Exercise:
Produce an exact copy of all the records.

Records for the task:
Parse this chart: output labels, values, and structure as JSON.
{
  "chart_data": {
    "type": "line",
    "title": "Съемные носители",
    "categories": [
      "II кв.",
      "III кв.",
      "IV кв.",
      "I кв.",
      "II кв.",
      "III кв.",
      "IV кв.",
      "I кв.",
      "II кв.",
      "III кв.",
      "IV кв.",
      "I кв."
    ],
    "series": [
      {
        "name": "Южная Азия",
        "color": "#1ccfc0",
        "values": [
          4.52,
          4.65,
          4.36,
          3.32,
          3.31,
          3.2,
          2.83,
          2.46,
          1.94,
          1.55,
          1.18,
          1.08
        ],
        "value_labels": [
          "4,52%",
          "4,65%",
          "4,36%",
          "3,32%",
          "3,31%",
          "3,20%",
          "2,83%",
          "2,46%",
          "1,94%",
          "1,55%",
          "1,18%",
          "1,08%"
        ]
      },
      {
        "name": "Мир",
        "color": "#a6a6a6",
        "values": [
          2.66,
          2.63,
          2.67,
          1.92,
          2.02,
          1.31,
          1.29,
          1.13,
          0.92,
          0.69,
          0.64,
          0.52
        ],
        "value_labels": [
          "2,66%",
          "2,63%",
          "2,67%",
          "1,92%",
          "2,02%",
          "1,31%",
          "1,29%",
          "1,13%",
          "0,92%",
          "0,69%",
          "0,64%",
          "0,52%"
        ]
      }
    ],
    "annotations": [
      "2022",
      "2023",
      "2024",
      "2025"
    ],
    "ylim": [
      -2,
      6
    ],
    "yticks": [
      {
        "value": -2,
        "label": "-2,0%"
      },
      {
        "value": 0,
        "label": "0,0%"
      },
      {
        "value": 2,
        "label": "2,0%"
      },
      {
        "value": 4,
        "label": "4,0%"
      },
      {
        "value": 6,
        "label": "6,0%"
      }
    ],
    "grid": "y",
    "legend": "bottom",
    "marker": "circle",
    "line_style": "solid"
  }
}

The answer:
Parse this chart: output labels, values, and structure as JSON.
{
  "chart_data": {
    "type": "line",
    "title": "Съемные носители",
    "categories": [
      "II кв.",
      "III кв.",
      "IV кв.",
      "I кв.",
      "II кв.",
      "III кв.",
      "IV кв.",
      "I кв.",
      "II кв.",
      "III кв.",
      "IV кв.",
      "I кв."
    ],
    "series": [
      {
        "name": "Южная Азия",
        "color": "#1ccfc0",
        "values": [
          4.52,
          4.65,
          4.36,
          3.32,
          3.31,
          3.2,
          2.83,
          2.46,
          1.94,
          1.55,
          1.18,
          1.08
        ],
        "value_labels": [
          "4,52%",
          "4,65%",
          "4,36%",
          "3,32%",
          "3,31%",
          "3,20%",
          "2,83%",
          "2,46%",
          "1,94%",
          "1,55%",
          "1,18%",
          "1,08%"
        ]
      },
      {
        "name": "Мир",
        "color": "#a6a6a6",
        "values": [
          2.66,
          2.63,
          2.67,
          1.92,
          2.02,
          1.31,
          1.29,
          1.13,
          0.92,
          0.69,
          0.64,
          0.52
        ],
        "value_labels": [
          "2,66%",
          "2,63%",
          "2,67%",
          "1,92%",
          "2,02%",
          "1,31%",
          "1,29%",
          "1,13%",
          "0,92%",
          "0,69%",
          "0,64%",
          "0,52%"
        ]
      }
    ],
    "annotations": [
      "2022",
      "2023",
      "2024",
      "2025"
    ],
    "ylim": [
      -2,
      6
    ],
    "yticks": [
      {
        "value": -2,
        "label": "-2,0%"
      },
      {
        "value": 0,
        "label": "0,0%"
      },
      {
        "value": 2,
        "label": "2,0%"
      },
      {
        "value": 4,
        "label": "4,0%"
      },
      {
        "value": 6,
        "label": "6,0%"
      }
    ],
    "grid": "y",
    "legend": "bottom",
    "marker": "circle",
    "line_style": "solid"
  }
}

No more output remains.